## What to do:
From the entries provided below, copy each line that contains the word "Pythia".

--- START Records provided ---

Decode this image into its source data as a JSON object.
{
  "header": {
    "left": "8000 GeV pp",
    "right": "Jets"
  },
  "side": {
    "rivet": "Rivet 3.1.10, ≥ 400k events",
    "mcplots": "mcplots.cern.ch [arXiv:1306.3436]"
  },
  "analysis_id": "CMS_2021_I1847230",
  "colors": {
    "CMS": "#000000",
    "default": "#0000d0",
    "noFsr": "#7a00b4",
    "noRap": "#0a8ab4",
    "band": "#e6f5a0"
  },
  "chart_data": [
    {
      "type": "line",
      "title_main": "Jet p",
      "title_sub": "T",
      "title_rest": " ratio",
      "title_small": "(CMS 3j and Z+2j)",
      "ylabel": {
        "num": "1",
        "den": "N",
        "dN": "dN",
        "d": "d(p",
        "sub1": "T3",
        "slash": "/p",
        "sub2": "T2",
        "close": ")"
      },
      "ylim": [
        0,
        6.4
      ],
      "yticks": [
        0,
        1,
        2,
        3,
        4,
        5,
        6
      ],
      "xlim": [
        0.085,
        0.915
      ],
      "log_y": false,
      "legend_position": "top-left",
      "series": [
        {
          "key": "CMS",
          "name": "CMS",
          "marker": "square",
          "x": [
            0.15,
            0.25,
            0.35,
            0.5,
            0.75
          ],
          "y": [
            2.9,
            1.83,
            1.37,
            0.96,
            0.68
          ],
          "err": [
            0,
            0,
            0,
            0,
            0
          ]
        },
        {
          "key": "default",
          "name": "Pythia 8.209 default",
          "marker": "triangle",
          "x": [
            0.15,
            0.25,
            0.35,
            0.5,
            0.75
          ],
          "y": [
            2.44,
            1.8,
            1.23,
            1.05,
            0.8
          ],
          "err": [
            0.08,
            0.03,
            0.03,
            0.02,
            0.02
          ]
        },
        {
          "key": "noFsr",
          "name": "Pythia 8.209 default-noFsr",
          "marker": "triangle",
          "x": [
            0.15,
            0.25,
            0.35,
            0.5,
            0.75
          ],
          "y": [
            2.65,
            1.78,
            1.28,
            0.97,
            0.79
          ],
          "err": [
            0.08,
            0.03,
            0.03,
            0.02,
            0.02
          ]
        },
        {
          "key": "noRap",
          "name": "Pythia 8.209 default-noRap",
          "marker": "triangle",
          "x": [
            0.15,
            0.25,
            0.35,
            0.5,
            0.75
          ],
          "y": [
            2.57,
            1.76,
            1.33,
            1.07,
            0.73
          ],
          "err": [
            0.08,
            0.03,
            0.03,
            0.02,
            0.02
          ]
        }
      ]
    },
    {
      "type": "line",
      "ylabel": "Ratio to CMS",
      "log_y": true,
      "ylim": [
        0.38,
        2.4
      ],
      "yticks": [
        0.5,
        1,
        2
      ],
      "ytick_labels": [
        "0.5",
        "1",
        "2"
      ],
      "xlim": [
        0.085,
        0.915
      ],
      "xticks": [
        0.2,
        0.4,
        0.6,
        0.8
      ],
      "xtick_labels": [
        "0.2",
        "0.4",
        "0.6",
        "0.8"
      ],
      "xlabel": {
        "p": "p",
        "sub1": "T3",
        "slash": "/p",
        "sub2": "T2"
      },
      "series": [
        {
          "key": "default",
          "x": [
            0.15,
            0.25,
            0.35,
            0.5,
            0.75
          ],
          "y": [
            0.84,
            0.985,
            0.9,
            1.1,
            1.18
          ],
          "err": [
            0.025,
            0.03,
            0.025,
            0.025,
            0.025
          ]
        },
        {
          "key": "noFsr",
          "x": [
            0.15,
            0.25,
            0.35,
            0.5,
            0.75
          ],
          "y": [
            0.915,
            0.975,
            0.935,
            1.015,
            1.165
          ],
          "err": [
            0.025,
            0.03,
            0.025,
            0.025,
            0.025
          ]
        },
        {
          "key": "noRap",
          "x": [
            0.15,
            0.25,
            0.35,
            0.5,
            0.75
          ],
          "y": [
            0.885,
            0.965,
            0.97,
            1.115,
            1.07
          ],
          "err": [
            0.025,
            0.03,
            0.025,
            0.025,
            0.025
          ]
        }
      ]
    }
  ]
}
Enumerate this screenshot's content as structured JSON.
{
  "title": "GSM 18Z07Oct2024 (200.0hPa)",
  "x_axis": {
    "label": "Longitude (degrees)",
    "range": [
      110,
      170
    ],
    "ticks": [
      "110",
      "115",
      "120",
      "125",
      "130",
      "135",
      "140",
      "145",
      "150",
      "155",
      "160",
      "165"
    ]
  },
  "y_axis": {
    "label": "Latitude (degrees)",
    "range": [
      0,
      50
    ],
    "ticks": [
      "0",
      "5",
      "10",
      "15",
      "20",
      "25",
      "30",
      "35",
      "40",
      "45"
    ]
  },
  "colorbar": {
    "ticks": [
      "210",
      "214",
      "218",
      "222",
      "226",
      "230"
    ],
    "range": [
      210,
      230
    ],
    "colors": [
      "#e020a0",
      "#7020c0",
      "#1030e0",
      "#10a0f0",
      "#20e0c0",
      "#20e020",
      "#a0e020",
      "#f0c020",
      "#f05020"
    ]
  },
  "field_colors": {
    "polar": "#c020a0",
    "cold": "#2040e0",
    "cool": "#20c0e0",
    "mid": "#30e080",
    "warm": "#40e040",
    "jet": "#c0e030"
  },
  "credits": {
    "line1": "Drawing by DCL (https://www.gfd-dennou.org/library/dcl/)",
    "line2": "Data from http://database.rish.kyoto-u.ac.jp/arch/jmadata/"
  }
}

--- END Records provided ---

## Exercise output:
          "name": "Pythia 8.209 default",
          "name": "Pythia 8.209 default-noFsr",
          "name": "Pythia 8.209 default-noRap",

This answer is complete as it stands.